START
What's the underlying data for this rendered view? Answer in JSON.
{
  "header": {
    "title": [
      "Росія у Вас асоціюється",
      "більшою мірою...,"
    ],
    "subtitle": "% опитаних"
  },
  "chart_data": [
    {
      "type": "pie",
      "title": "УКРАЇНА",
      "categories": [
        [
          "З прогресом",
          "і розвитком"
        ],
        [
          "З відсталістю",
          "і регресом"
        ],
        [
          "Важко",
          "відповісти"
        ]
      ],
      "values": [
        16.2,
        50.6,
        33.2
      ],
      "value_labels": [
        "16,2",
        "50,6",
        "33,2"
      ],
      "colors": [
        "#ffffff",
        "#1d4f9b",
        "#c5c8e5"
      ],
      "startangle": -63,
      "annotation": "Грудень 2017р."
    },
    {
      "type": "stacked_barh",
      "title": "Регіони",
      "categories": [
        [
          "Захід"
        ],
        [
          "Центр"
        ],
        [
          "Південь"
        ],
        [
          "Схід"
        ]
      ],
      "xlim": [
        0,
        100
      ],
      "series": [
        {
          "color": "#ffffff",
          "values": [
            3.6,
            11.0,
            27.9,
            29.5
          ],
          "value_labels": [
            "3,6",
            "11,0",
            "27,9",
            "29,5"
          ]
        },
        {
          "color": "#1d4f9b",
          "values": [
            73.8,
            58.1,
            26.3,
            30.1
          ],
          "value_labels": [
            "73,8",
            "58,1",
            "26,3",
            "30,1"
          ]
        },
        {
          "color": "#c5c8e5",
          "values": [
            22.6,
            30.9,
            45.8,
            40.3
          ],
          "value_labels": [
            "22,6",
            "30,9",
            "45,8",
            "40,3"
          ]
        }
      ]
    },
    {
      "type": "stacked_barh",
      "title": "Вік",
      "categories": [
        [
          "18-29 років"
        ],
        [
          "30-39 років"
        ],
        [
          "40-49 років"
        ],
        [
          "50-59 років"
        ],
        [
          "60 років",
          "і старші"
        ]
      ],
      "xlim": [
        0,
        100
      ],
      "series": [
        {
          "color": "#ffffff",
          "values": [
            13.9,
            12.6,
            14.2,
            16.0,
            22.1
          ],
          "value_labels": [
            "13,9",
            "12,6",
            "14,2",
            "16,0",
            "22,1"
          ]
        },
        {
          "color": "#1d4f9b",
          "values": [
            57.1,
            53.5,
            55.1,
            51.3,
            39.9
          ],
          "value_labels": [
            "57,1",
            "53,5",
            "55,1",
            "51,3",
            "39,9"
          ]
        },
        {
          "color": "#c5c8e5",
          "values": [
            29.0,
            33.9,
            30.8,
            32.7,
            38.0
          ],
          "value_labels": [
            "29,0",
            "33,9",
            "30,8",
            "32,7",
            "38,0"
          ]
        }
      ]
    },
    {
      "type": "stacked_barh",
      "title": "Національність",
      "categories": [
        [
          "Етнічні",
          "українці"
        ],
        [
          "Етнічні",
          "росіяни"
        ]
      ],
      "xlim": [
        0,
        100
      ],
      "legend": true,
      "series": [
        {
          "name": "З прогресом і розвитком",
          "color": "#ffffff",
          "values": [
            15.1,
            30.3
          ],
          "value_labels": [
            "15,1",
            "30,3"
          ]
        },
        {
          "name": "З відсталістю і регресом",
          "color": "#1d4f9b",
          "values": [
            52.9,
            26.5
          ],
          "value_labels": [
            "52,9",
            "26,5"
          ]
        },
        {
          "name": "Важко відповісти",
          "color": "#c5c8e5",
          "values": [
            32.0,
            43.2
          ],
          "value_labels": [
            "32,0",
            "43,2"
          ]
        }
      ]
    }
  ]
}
END
== WHAT THE TASK ASKS ==
Copy each line from the data above that includes "name".

== ANSWER TO THE TASK ==
          "name": "З прогресом і розвитком",
          "name": "З відсталістю і регресом",
          "name": "Важко відповісти",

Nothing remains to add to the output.